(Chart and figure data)
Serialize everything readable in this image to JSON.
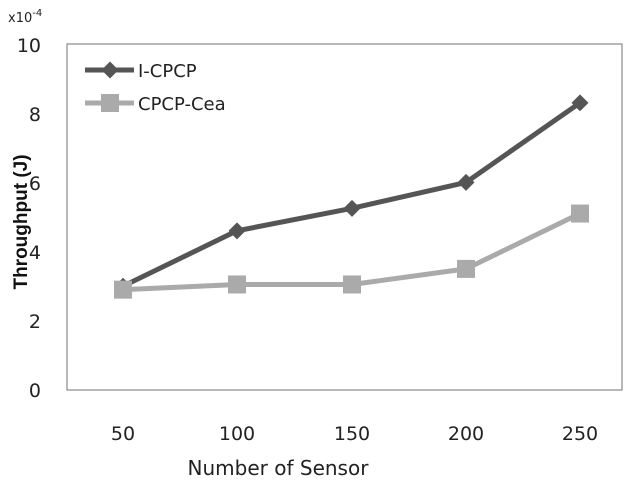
{
  "chart_data": {
    "type": "line",
    "categories": [
      "50",
      "100",
      "150",
      "200",
      "250"
    ],
    "series": [
      {
        "name": "I-CPCP",
        "values": [
          3.0,
          4.6,
          5.25,
          6.0,
          8.3
        ],
        "color": "#555555",
        "marker": "diamond"
      },
      {
        "name": "CPCP-Cea",
        "values": [
          2.9,
          3.05,
          3.05,
          3.5,
          5.1
        ],
        "color": "#aaaaaa",
        "marker": "square"
      }
    ],
    "y_ticks": [
      "0",
      "2",
      "4",
      "6",
      "8",
      "10"
    ],
    "ylim": [
      0,
      10
    ],
    "y_exponent": "x10",
    "y_exponent_power": "-4",
    "xlabel": "Number of Sensor",
    "ylabel": "Throughput (J)",
    "legend_position": "top-left",
    "grid": false
  }
}
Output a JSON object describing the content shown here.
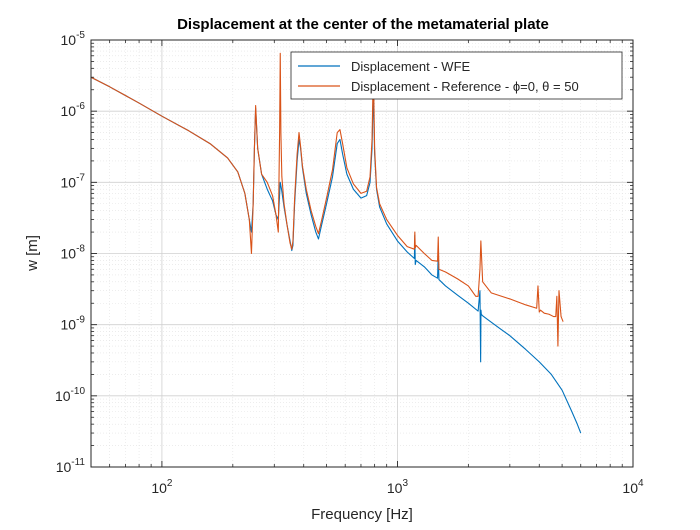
{
  "chart_data": {
    "type": "line",
    "title": "Displacement at the center of the metamaterial plate",
    "xlabel": "Frequency [Hz]",
    "ylabel": "w [m]",
    "xscale": "log",
    "yscale": "log",
    "xlim": [
      50,
      10000
    ],
    "ylim": [
      1e-11,
      1e-05
    ],
    "grid": true,
    "minor_grid": true,
    "legend_position": "top-right",
    "x_ticks": [
      {
        "value": 100,
        "base": "10",
        "exp": "2"
      },
      {
        "value": 1000,
        "base": "10",
        "exp": "3"
      },
      {
        "value": 10000,
        "base": "10",
        "exp": "4"
      }
    ],
    "y_ticks": [
      {
        "value": 1e-11,
        "base": "10",
        "exp": "-11"
      },
      {
        "value": 1e-10,
        "base": "10",
        "exp": "-10"
      },
      {
        "value": 1e-09,
        "base": "10",
        "exp": "-9"
      },
      {
        "value": 1e-08,
        "base": "10",
        "exp": "-8"
      },
      {
        "value": 1e-07,
        "base": "10",
        "exp": "-7"
      },
      {
        "value": 1e-06,
        "base": "10",
        "exp": "-6"
      },
      {
        "value": 1e-05,
        "base": "10",
        "exp": "-5"
      }
    ],
    "series": [
      {
        "name": "Displacement - WFE",
        "color": "#0072BD",
        "x": [
          50,
          60,
          80,
          100,
          130,
          160,
          190,
          210,
          225,
          235,
          240,
          244,
          247,
          250,
          255,
          265,
          280,
          295,
          305,
          312,
          318,
          322,
          330,
          340,
          350,
          356,
          360,
          366,
          375,
          382,
          388,
          395,
          410,
          430,
          450,
          462,
          475,
          500,
          530,
          555,
          570,
          585,
          610,
          650,
          700,
          740,
          765,
          780,
          790,
          800,
          815,
          840,
          900,
          1000,
          1100,
          1180,
          1185,
          1190,
          1200,
          1300,
          1400,
          1480,
          1490,
          1500,
          1600,
          1800,
          2000,
          2200,
          2240,
          2255,
          2262,
          2270,
          2290,
          2400,
          2700,
          3000,
          3500,
          4000,
          4500,
          5000,
          5500,
          5800,
          6000
        ],
        "y": [
          3e-06,
          2.2e-06,
          1.3e-06,
          8.5e-07,
          5.3e-07,
          3.5e-07,
          2.2e-07,
          1.4e-07,
          7e-08,
          3e-08,
          2e-08,
          5e-08,
          3e-07,
          1.1e-06,
          3e-07,
          1.3e-07,
          8e-08,
          5.5e-08,
          3.5e-08,
          3e-08,
          1e-07,
          8e-08,
          4.5e-08,
          2.5e-08,
          1.5e-08,
          1.1e-08,
          1.3e-08,
          5e-08,
          2e-07,
          4e-07,
          3e-07,
          1.6e-07,
          7e-08,
          3.5e-08,
          2e-08,
          1.6e-08,
          2.4e-08,
          5e-08,
          1.2e-07,
          3.5e-07,
          4e-07,
          2.5e-07,
          1.3e-07,
          8e-08,
          6e-08,
          6.5e-08,
          1e-07,
          3e-07,
          2e-06,
          2.5e-07,
          8e-08,
          4.5e-08,
          2.6e-08,
          1.5e-08,
          1.05e-08,
          8.5e-09,
          1.8e-08,
          7e-09,
          8e-09,
          6.5e-09,
          5e-09,
          4.5e-09,
          1e-08,
          4.3e-09,
          3.5e-09,
          2.6e-09,
          2e-09,
          1.55e-09,
          3e-09,
          3e-10,
          1.6e-09,
          1.4e-09,
          1.35e-09,
          1.2e-09,
          9e-10,
          7e-10,
          4.5e-10,
          3e-10,
          2e-10,
          1.2e-10,
          6e-11,
          4e-11,
          3e-11
        ]
      },
      {
        "name": "Displacement - Reference - ϕ=0, θ = 50",
        "color": "#D95319",
        "x": [
          50,
          60,
          80,
          100,
          130,
          160,
          190,
          210,
          225,
          235,
          240,
          244,
          247,
          250,
          255,
          265,
          280,
          295,
          305,
          312,
          316,
          318,
          320,
          323,
          330,
          340,
          350,
          356,
          360,
          366,
          375,
          382,
          388,
          395,
          410,
          430,
          450,
          462,
          475,
          500,
          530,
          555,
          570,
          585,
          610,
          650,
          700,
          740,
          765,
          780,
          790,
          800,
          815,
          840,
          900,
          1000,
          1100,
          1180,
          1185,
          1190,
          1200,
          1300,
          1400,
          1480,
          1490,
          1500,
          1600,
          1800,
          2000,
          2150,
          2200,
          2240,
          2260,
          2300,
          2500,
          3000,
          3500,
          3900,
          3950,
          4000,
          4050,
          4200,
          4400,
          4600,
          4700,
          4750,
          4800,
          4850,
          4950,
          5050
        ],
        "y": [
          3e-06,
          2.2e-06,
          1.3e-06,
          8.5e-07,
          5.3e-07,
          3.5e-07,
          2.2e-07,
          1.4e-07,
          7e-08,
          3e-08,
          1e-08,
          5e-08,
          3e-07,
          1.2e-06,
          3e-07,
          1.3e-07,
          1e-07,
          6.5e-08,
          3.5e-08,
          2e-08,
          5e-07,
          6.5e-06,
          5e-07,
          1.2e-07,
          5e-08,
          2.5e-08,
          1.4e-08,
          1.15e-08,
          1.5e-08,
          6e-08,
          2.5e-07,
          5e-07,
          3.2e-07,
          1.7e-07,
          8e-08,
          4e-08,
          2.4e-08,
          1.9e-08,
          2.8e-08,
          6e-08,
          1.5e-07,
          5e-07,
          5.5e-07,
          3.5e-07,
          1.6e-07,
          9.5e-08,
          7e-08,
          7.5e-08,
          1.2e-07,
          4e-07,
          4e-06,
          3e-07,
          8.5e-08,
          5e-08,
          3e-08,
          1.8e-08,
          1.25e-08,
          1.15e-08,
          2e-08,
          1.2e-08,
          1.3e-08,
          1e-08,
          8e-09,
          7.8e-09,
          1.7e-08,
          6e-09,
          5.5e-09,
          4.4e-09,
          3.5e-09,
          2.5e-09,
          2.5e-09,
          6e-09,
          1.5e-08,
          4e-09,
          2.8e-09,
          2.3e-09,
          1.9e-09,
          1.7e-09,
          3.5e-09,
          1.5e-09,
          1.6e-09,
          1.45e-09,
          1.4e-09,
          1.3e-09,
          1.3e-09,
          2.5e-09,
          5e-10,
          3e-09,
          1.3e-09,
          1.1e-09
        ]
      }
    ]
  }
}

Your goal:
Locate and copy each line in the data above that includes the word "color".

Response:
        "color": "#555555",
        "color": "#aaaaaa",
        "color": "#0072BD",
        "color": "#D95319",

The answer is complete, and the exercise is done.